#### GIVEN EXERCISE
Each of the entries should be retyped precisely as it appears.

#### INPUT RECORDS
:::

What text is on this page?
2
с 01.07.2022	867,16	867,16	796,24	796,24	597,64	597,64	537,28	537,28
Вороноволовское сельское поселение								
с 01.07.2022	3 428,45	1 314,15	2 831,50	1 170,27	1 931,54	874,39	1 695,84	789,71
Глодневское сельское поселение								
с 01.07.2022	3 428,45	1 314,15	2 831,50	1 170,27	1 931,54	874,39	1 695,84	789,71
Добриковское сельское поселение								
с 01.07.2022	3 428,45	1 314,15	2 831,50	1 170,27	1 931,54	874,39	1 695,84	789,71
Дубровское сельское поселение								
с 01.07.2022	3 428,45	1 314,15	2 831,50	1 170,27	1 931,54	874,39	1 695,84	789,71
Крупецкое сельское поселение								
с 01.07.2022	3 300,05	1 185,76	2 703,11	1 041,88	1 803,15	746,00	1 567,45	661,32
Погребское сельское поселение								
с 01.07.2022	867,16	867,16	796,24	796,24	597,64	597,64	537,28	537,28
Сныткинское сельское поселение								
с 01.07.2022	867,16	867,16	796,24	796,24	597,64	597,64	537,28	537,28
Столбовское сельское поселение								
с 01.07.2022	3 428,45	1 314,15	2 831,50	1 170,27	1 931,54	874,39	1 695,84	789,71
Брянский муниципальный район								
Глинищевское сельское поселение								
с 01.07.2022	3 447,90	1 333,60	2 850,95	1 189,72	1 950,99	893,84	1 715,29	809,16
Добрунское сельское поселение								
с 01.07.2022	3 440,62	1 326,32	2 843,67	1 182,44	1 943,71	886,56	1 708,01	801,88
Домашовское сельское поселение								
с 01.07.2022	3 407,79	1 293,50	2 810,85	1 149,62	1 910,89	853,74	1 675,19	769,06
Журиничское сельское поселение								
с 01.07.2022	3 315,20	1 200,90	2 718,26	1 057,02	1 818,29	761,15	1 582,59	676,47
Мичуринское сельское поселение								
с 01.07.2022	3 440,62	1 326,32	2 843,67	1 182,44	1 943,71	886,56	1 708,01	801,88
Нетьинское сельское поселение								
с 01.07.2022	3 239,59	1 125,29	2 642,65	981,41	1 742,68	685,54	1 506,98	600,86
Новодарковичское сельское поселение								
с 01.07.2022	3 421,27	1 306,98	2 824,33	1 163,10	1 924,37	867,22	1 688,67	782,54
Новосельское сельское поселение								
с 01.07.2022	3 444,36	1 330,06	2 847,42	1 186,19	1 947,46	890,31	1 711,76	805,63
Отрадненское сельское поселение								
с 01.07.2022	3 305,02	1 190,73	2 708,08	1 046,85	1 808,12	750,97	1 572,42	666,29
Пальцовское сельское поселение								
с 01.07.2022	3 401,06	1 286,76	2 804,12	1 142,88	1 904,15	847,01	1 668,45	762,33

:::

#### FULL OUTPUT
What text is on this page?
2
с 01.07.2022	867,16	867,16	796,24	796,24	597,64	597,64	537,28	537,28
Вороноволовское сельское поселение								
с 01.07.2022	3 428,45	1 314,15	2 831,50	1 170,27	1 931,54	874,39	1 695,84	789,71
Глодневское сельское поселение								
с 01.07.2022	3 428,45	1 314,15	2 831,50	1 170,27	1 931,54	874,39	1 695,84	789,71
Добриковское сельское поселение								
с 01.07.2022	3 428,45	1 314,15	2 831,50	1 170,27	1 931,54	874,39	1 695,84	789,71
Дубровское сельское поселение								
с 01.07.2022	3 428,45	1 314,15	2 831,50	1 170,27	1 931,54	874,39	1 695,84	789,71
Крупецкое сельское поселение								
с 01.07.2022	3 300,05	1 185,76	2 703,11	1 041,88	1 803,15	746,00	1 567,45	661,32
Погребское сельское поселение								
с 01.07.2022	867,16	867,16	796,24	796,24	597,64	597,64	537,28	537,28
Сныткинское сельское поселение								
с 01.07.2022	867,16	867,16	796,24	796,24	597,64	597,64	537,28	537,28
Столбовское сельское поселение								
с 01.07.2022	3 428,45	1 314,15	2 831,50	1 170,27	1 931,54	874,39	1 695,84	789,71
Брянский муниципальный район								
Глинищевское сельское поселение								
с 01.07.2022	3 447,90	1 333,60	2 850,95	1 189,72	1 950,99	893,84	1 715,29	809,16
Добрунское сельское поселение								
с 01.07.2022	3 440,62	1 326,32	2 843,67	1 182,44	1 943,71	886,56	1 708,01	801,88
Домашовское сельское поселение								
с 01.07.2022	3 407,79	1 293,50	2 810,85	1 149,62	1 910,89	853,74	1 675,19	769,06
Журиничское сельское поселение								
с 01.07.2022	3 315,20	1 200,90	2 718,26	1 057,02	1 818,29	761,15	1 582,59	676,47
Мичуринское сельское поселение								
с 01.07.2022	3 440,62	1 326,32	2 843,67	1 182,44	1 943,71	886,56	1 708,01	801,88
Нетьинское сельское поселение								
с 01.07.2022	3 239,59	1 125,29	2 642,65	981,41	1 742,68	685,54	1 506,98	600,86
Новодарковичское сельское поселение								
с 01.07.2022	3 421,27	1 306,98	2 824,33	1 163,10	1 924,37	867,22	1 688,67	782,54
Новосельское сельское поселение								
с 01.07.2022	3 444,36	1 330,06	2 847,42	1 186,19	1 947,46	890,31	1 711,76	805,63
Отрадненское сельское поселение								
с 01.07.2022	3 305,02	1 190,73	2 708,08	1 046,85	1 808,12	750,97	1 572,42	666,29
Пальцовское сельское поселение								
с 01.07.2022	3 401,06	1 286,76	2 804,12	1 142,88	1 904,15	847,01	1 668,45	762,33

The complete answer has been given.